* Start Source text *

Closed phofl closed 1 year ago
Maybe we can handle this in a final global optimization pass (like blockwise fusion) that happens after simplify/lower. We would look at all leaves of the graph, identify leaves that can be merged, and then replace those nodes by projections on some common read.
Maybe we can handle this in a final global optimization pass (like blockwise fusion) that happens after simplify/lower.
Right, this is exactly what I had in mind.
I'm hopeful that that isn't too hard
Same here, follow up operations could get a little tricky. Sometimes we remove whole operations if they are referencing columns that are dropped later on. That might make things a little tricky
I think that after we do this pass there's no more simplification/lowering. We've got the final read_parquet calls the rest of the tree will want. We produce these with a single read_parquet call followed by some projections. I think that everything should be smooth past then. Anything I'm missing?
The following is something that I had in mind:
df = read_parquet(...)
df = df.replace(..).fillna(...).astype(...)
df["new"] = df.old != 0
df[["new", "old"]].sum()
We will still end up executing replace
, fillna
and astype
twice on column "old" if we only fuse the read_parquet calls. This isn't as important as I/O right now, but this has the potential to explode if you have longer queries and if you do more of these operations (setitem, concat, merge, ...). The worst case is that you'll end up executing most of your query n times, which makes it worse than the status quo in dask.dataframe.
Edit: The example wasn't ideal to illustrate my point. This gets exponentially worse if we add an operation that blocks projections, e.g.

* End Source text *
* Start Listing *

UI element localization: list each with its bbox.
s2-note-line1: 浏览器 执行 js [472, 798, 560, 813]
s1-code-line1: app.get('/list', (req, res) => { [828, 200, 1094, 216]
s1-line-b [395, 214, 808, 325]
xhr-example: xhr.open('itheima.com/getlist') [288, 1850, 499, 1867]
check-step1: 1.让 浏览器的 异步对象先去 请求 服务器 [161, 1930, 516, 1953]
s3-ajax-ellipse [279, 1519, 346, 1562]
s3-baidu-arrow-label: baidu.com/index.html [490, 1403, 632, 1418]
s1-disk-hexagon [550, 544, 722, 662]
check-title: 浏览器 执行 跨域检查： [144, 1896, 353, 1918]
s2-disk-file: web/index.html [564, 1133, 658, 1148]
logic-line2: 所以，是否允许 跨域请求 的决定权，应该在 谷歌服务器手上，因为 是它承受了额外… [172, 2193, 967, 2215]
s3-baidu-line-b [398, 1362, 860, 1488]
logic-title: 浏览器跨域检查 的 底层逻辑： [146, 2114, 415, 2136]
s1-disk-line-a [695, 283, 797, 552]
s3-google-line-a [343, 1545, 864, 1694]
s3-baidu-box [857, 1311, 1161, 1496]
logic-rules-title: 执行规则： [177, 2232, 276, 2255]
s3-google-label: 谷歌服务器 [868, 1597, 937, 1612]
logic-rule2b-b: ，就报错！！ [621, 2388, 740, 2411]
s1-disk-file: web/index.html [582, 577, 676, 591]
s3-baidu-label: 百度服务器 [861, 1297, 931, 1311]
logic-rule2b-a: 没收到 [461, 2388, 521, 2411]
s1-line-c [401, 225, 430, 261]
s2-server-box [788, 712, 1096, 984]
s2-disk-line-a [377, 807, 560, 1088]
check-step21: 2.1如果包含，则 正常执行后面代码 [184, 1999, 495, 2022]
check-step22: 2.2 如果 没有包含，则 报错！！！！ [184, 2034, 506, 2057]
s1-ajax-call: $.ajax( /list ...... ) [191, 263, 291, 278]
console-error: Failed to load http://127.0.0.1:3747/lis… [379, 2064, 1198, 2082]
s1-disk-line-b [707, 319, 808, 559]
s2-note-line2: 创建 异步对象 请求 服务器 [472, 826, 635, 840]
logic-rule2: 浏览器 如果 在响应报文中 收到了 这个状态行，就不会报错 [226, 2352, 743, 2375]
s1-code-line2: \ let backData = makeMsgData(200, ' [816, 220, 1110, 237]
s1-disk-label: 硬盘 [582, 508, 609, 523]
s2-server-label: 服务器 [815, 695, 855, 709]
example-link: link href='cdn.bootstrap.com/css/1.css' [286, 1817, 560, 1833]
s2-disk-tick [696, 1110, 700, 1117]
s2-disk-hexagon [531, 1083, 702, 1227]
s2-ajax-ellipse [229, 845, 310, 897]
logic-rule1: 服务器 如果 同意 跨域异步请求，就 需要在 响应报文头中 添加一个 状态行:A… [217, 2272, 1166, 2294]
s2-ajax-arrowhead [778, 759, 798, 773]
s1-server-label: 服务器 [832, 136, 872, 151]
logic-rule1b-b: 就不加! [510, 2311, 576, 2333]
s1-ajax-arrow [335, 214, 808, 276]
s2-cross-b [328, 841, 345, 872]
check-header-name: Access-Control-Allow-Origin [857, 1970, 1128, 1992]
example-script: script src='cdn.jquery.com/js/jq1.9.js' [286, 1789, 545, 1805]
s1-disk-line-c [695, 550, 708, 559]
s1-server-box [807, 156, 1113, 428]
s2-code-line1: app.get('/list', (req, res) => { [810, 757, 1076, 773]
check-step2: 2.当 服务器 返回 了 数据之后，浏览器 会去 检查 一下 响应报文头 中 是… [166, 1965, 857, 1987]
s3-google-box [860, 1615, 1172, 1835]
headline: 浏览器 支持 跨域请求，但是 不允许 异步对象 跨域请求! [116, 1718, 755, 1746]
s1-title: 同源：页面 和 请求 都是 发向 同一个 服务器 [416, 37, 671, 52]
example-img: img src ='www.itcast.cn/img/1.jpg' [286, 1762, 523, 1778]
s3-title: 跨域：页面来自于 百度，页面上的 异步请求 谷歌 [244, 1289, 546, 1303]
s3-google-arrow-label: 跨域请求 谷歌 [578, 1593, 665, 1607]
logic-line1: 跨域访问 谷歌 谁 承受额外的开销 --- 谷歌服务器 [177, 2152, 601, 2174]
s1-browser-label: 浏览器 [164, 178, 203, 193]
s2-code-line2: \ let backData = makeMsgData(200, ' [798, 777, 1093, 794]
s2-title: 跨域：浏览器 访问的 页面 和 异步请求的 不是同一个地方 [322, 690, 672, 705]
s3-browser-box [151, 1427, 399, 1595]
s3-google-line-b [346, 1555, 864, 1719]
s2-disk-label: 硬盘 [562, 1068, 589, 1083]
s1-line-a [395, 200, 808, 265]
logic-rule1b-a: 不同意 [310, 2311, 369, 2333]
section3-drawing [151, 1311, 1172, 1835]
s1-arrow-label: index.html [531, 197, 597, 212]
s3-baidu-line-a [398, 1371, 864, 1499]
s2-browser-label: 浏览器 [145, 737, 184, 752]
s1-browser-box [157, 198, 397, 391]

* End Listing *

• Task to complete: According to the discussion thread, which three operations would still run twice on column "old" if only the read_parquet calls were fused? The records stand apart from the discussion thread and are separate material.

• Full response: replace, fillna, and astype